What is being asked: Find each line with the word "Extrude" in it, then give the total alone.

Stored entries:

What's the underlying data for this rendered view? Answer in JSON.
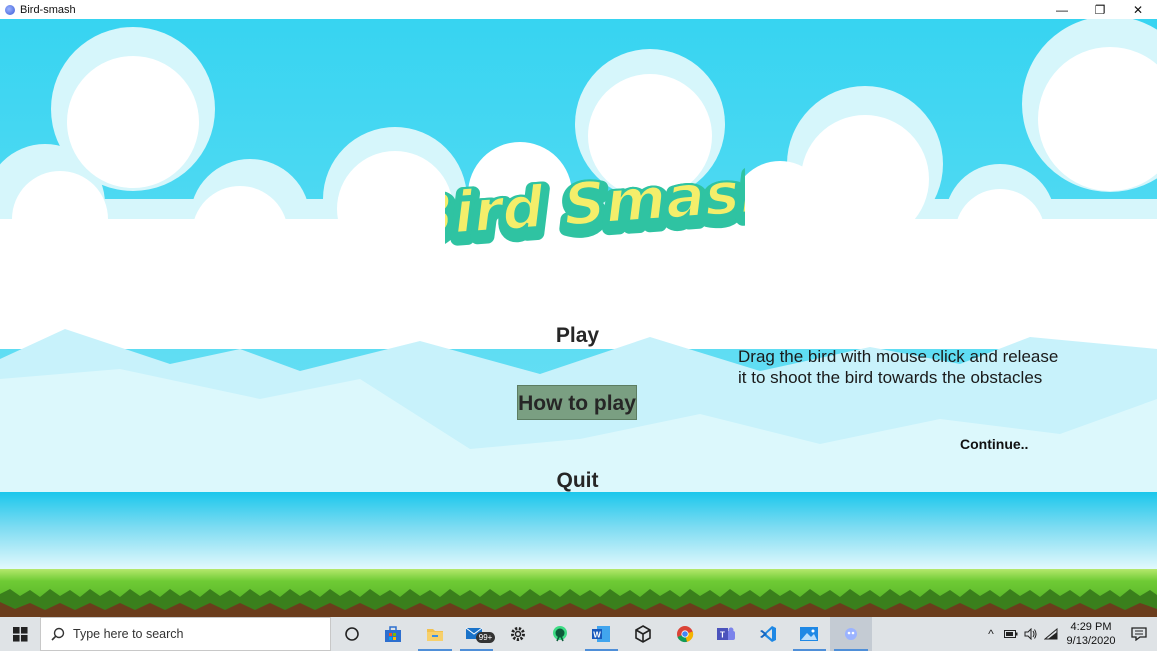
{
  "window": {
    "title": "Bird-smash",
    "minimize_glyph": "—",
    "restore_glyph": "❐",
    "close_glyph": "✕"
  },
  "game": {
    "logo_text": "Bird Smash",
    "menu": {
      "play": "Play",
      "how_to_play": "How to play",
      "quit": "Quit"
    },
    "instructions": {
      "text": "Drag the bird with mouse click and release it to shoot the bird towards the obstacles",
      "continue": "Continue.."
    },
    "colors": {
      "sky": "#3fd4ee",
      "cloud": "#ffffff",
      "highlight_button": "#7a9f82",
      "grass": "#58b82a",
      "logo_fill": "#f4ee6a",
      "logo_outline": "#2fc3a2"
    }
  },
  "taskbar": {
    "search_placeholder": "Type here to search",
    "mail_badge": "99+",
    "apps": [
      {
        "name": "cortana-icon"
      },
      {
        "name": "store-icon"
      },
      {
        "name": "file-explorer-icon"
      },
      {
        "name": "mail-icon"
      },
      {
        "name": "settings-icon"
      },
      {
        "name": "android-studio-icon"
      },
      {
        "name": "word-icon"
      },
      {
        "name": "unity-icon"
      },
      {
        "name": "chrome-icon"
      },
      {
        "name": "teams-icon"
      },
      {
        "name": "vscode-icon"
      },
      {
        "name": "photos-icon"
      },
      {
        "name": "bird-smash-app-icon"
      }
    ],
    "clock": {
      "time": "4:29 PM",
      "date": "9/13/2020"
    }
  }
}
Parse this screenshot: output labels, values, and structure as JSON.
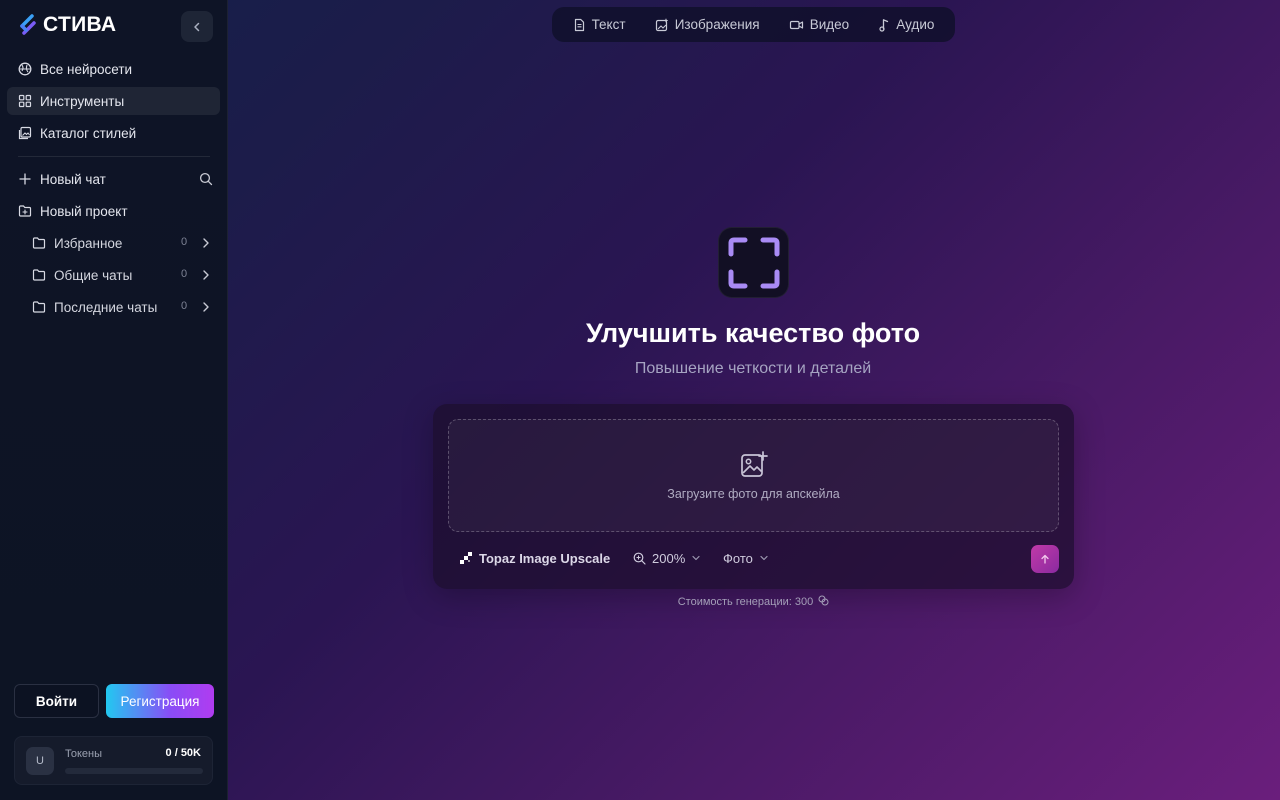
{
  "brand": {
    "name": "СТИВА"
  },
  "sidebar": {
    "nav": [
      {
        "label": "Все нейросети",
        "icon": "globe-icon"
      },
      {
        "label": "Инструменты",
        "icon": "grid-icon",
        "active": true
      },
      {
        "label": "Каталог стилей",
        "icon": "gallery-icon"
      }
    ],
    "new_chat": "Новый чат",
    "new_project": "Новый проект",
    "folders": [
      {
        "label": "Избранное",
        "count": "0"
      },
      {
        "label": "Общие чаты",
        "count": "0"
      },
      {
        "label": "Последние чаты",
        "count": "0"
      }
    ],
    "login": "Войти",
    "register": "Регистрация",
    "tokens": {
      "avatar": "U",
      "label": "Токены",
      "value": "0 / 50K",
      "progress": 0
    }
  },
  "topbar": {
    "tabs": [
      {
        "label": "Текст",
        "icon": "document-icon"
      },
      {
        "label": "Изображения",
        "icon": "image-icon"
      },
      {
        "label": "Видео",
        "icon": "video-icon"
      },
      {
        "label": "Аудио",
        "icon": "music-icon"
      }
    ]
  },
  "hero": {
    "icon": "frame-corners-icon",
    "title": "Улучшить качество фото",
    "subtitle": "Повышение четкости и деталей"
  },
  "panel": {
    "dropzone_text": "Загрузите фото для апскейла",
    "model": "Topaz Image Upscale",
    "scale": "200%",
    "type": "Фото",
    "cost": "Стоимость генерации: 300"
  },
  "colors": {
    "accent_gradient_start": "#22c8f0",
    "accent_gradient_end": "#b03cf0",
    "send_button": "#c13aa8",
    "hero_icon": "#a98bf5"
  }
}
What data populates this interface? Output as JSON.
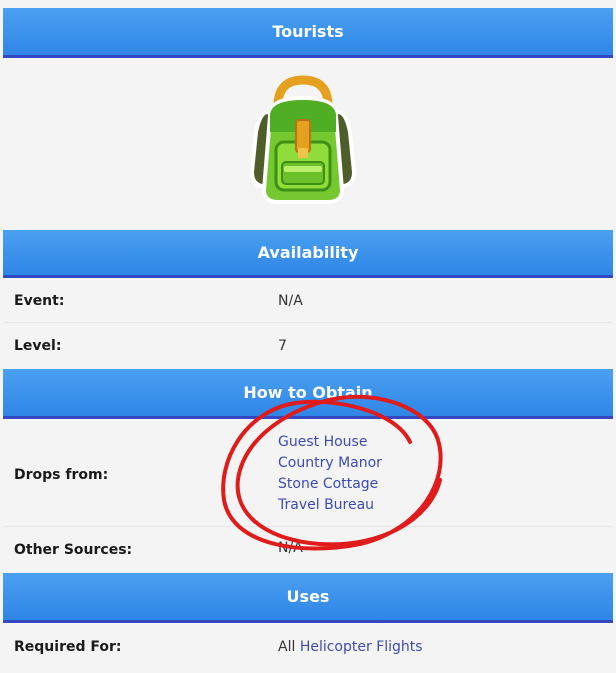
{
  "header": {
    "title": "Tourists"
  },
  "image": {
    "icon": "backpack-icon"
  },
  "availability": {
    "title": "Availability",
    "event_label": "Event:",
    "event_value": "N/A",
    "level_label": "Level:",
    "level_value": "7"
  },
  "obtain": {
    "title": "How to Obtain",
    "drops_label": "Drops from:",
    "drops": [
      "Guest House",
      "Country Manor",
      "Stone Cottage",
      "Travel Bureau"
    ],
    "other_label": "Other Sources:",
    "other_value": "N/A"
  },
  "uses": {
    "title": "Uses",
    "required_label": "Required For:",
    "required_prefix": "All",
    "required_link": "Helicopter Flights"
  },
  "colors": {
    "header": "#2f86e6",
    "link": "#3d4bb0",
    "annotation": "#e01b1b"
  }
}
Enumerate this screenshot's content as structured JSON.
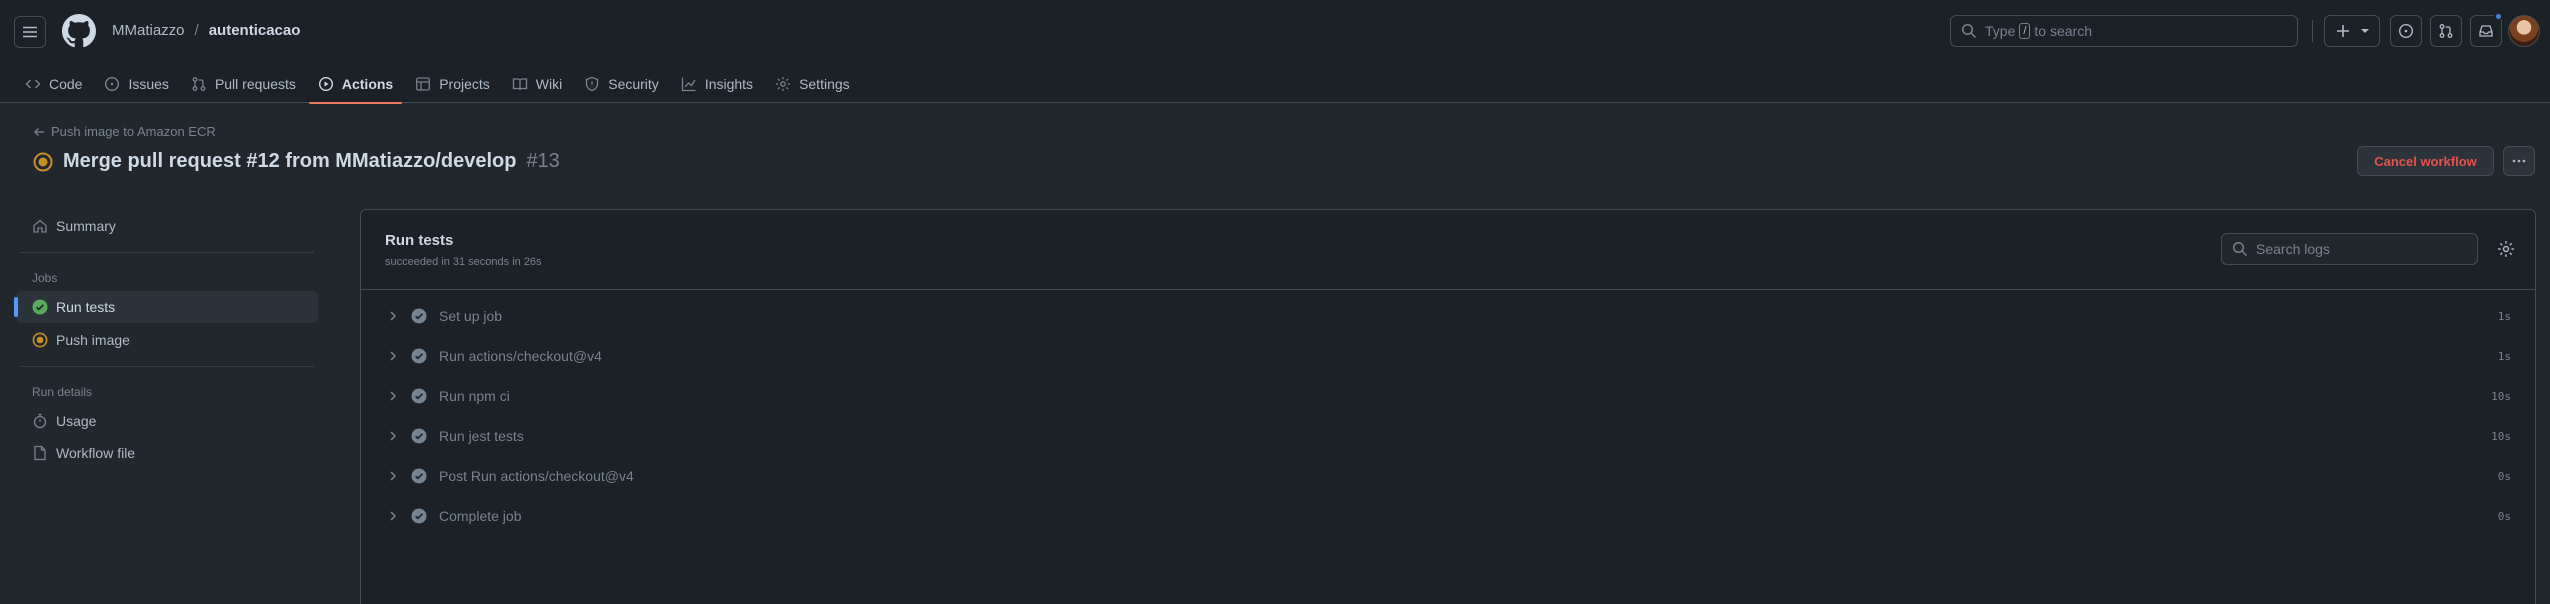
{
  "header": {
    "owner": "MMatiazzo",
    "separator": "/",
    "repo": "autenticacao",
    "search_prefix": "Type",
    "search_key": "/",
    "search_suffix": "to search"
  },
  "tabs": [
    {
      "label": "Code",
      "icon": "code-icon"
    },
    {
      "label": "Issues",
      "icon": "issue-icon"
    },
    {
      "label": "Pull requests",
      "icon": "pull-request-icon"
    },
    {
      "label": "Actions",
      "icon": "play-icon",
      "active": true
    },
    {
      "label": "Projects",
      "icon": "table-icon"
    },
    {
      "label": "Wiki",
      "icon": "book-icon"
    },
    {
      "label": "Security",
      "icon": "shield-icon"
    },
    {
      "label": "Insights",
      "icon": "graph-icon"
    },
    {
      "label": "Settings",
      "icon": "gear-icon"
    }
  ],
  "run": {
    "back_label": "Push image to Amazon ECR",
    "title": "Merge pull request #12 from MMatiazzo/develop",
    "number": "#13",
    "cancel_label": "Cancel workflow"
  },
  "sidebar": {
    "summary": "Summary",
    "jobs_heading": "Jobs",
    "jobs": [
      {
        "label": "Run tests",
        "status": "success"
      },
      {
        "label": "Push image",
        "status": "in-progress"
      }
    ],
    "run_details_heading": "Run details",
    "details": [
      {
        "label": "Usage",
        "icon": "stopwatch-icon"
      },
      {
        "label": "Workflow file",
        "icon": "file-icon"
      }
    ]
  },
  "job": {
    "title": "Run tests",
    "subtitle": "succeeded in 31 seconds in 26s",
    "search_placeholder": "Search logs",
    "steps": [
      {
        "name": "Set up job",
        "duration": "1s"
      },
      {
        "name": "Run actions/checkout@v4",
        "duration": "1s"
      },
      {
        "name": "Run npm ci",
        "duration": "10s"
      },
      {
        "name": "Run jest tests",
        "duration": "10s"
      },
      {
        "name": "Post Run actions/checkout@v4",
        "duration": "0s"
      },
      {
        "name": "Complete job",
        "duration": "0s"
      }
    ]
  },
  "colors": {
    "background": "#22272e",
    "header_background": "#1c2128",
    "accent_underline": "#ec775c",
    "success": "#57ab5a",
    "in_progress": "#c69026",
    "danger": "#e5534b",
    "link": "#539bf5"
  }
}
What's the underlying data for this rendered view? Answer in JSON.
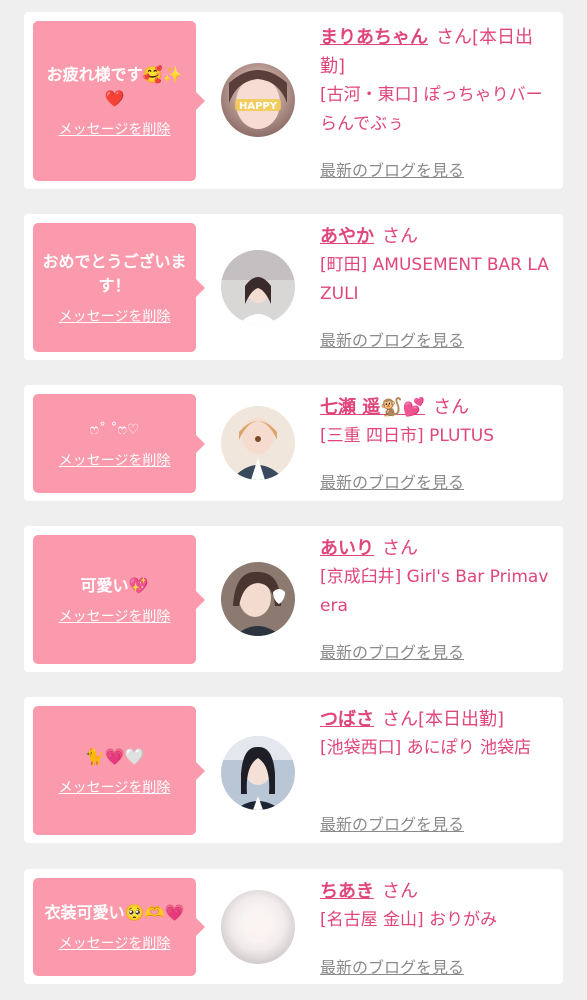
{
  "delete_label": "メッセージを削除",
  "blog_label": "最新のブログを見る",
  "san_label": "さん",
  "colors": {
    "background": "#efefef",
    "bubble": "#fa9aac",
    "accent": "#e0457b",
    "muted_link": "#8a8a8a"
  },
  "cards": [
    {
      "message": "お疲れ様です🥰✨❤️",
      "name": "まりあちゃん",
      "status": "[本日出勤]",
      "shop": "[古河・東口] ぽっちゃりバー らんでぶぅ",
      "avatar_text": "HAPPY"
    },
    {
      "message": "おめでとうございます！",
      "name": "あやか",
      "status": "",
      "shop": "[町田] AMUSEMENT BAR LAZULI",
      "avatar_text": ""
    },
    {
      "message": "ෆ˚ ˚ෆ♡",
      "name": "七瀬 遥🐒💕",
      "status": "",
      "shop": "[三重 四日市] PLUTUS",
      "avatar_text": ""
    },
    {
      "message": "可愛い💖",
      "name": "あいり",
      "status": "",
      "shop": "[京成臼井] Girl's Bar Primavera",
      "avatar_text": ""
    },
    {
      "message": "🐈💗🤍",
      "name": "つばさ",
      "status": "[本日出勤]",
      "shop": "[池袋西口] あにぽり 池袋店",
      "avatar_text": ""
    },
    {
      "message": "衣装可愛い🥺🫶💗",
      "name": "ちあき",
      "status": "",
      "shop": "[名古屋 金山] おりがみ",
      "avatar_text": ""
    }
  ]
}
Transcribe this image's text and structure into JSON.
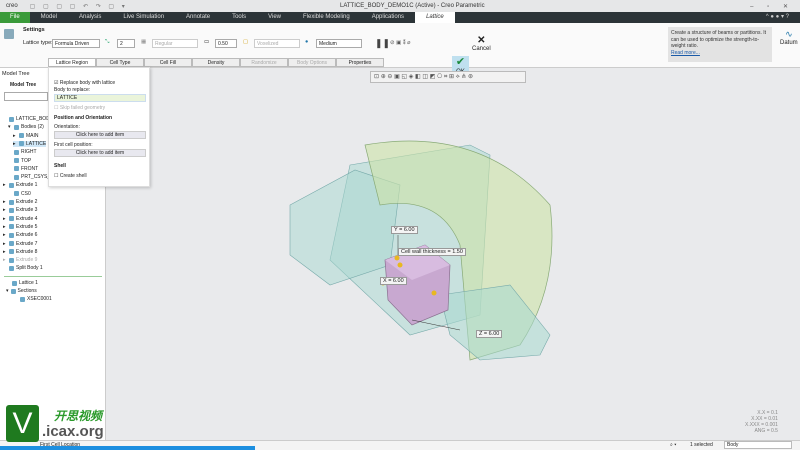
{
  "window": {
    "logo": "creo",
    "title": "LATTICE_BODY_DEMO1C (Active) - Creo Parametric",
    "controls": "– ▫ ✕"
  },
  "menu": [
    "File",
    "Model",
    "Analysis",
    "Live Simulation",
    "Annotate",
    "Tools",
    "View",
    "Flexible Modeling",
    "Applications",
    "Lattice"
  ],
  "ribbon": {
    "settings": "Settings",
    "lattice_type_label": "Lattice type:",
    "lattice_type": "Formula Driven",
    "cells": "2",
    "cell_shape": "Regular",
    "size": "0.50",
    "voxel": "Voxelized",
    "quality": "Medium",
    "ok": "OK",
    "cancel": "Cancel",
    "datum": "Datum",
    "help": "Create a structure of beams or partitions. It can be used to optimize the strength-to-weight ratio.",
    "read_more": "Read more..."
  },
  "tabs": [
    "Lattice Region",
    "Cell Type",
    "Cell Fill",
    "Density",
    "Randomize",
    "Body Options",
    "Properties"
  ],
  "panel": {
    "replace": "Replace body with lattice",
    "body_label": "Body to replace:",
    "body": "LATTICE",
    "skip": "Skip failed geometry",
    "pos_heading": "Position and Orientation",
    "orientation": "Orientation:",
    "add": "Click here to add item",
    "first_cell": "First cell position:",
    "shell": "Shell",
    "create_shell": "Create shell"
  },
  "tree": {
    "header": "Model Tree",
    "sub": "Model Tree",
    "items": [
      "LATTICE_BODY_D",
      "Bodies (2)",
      "MAIN",
      "LATTICE",
      "RIGHT",
      "TOP",
      "FRONT",
      "PRT_CSYS_D",
      "Extrude 1",
      "CS0",
      "Extrude 2",
      "Extrude 3",
      "Extrude 4",
      "Extrude 5",
      "Extrude 6",
      "Extrude 7",
      "Extrude 8",
      "Extrude 9",
      "Split Body 1"
    ],
    "bottom": [
      "Lattice 1",
      "Sections",
      "XSEC0001"
    ]
  },
  "dims": {
    "y": "Y = 6.00",
    "x": "X = 6.00",
    "z": "Z = 6.00",
    "wall": "Cell wall thickness = 1.50"
  },
  "accuracy": [
    "X.X = 0.1",
    "X.XX = 0.01",
    "X.XXX = 0.001",
    "ANG = 0.5"
  ],
  "status": {
    "message": "First Cell Location",
    "selected": "1 selected",
    "filter": "Body"
  },
  "watermark": {
    "text1": "开思视频",
    "text2": ".icax.org"
  }
}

Answer in full: 9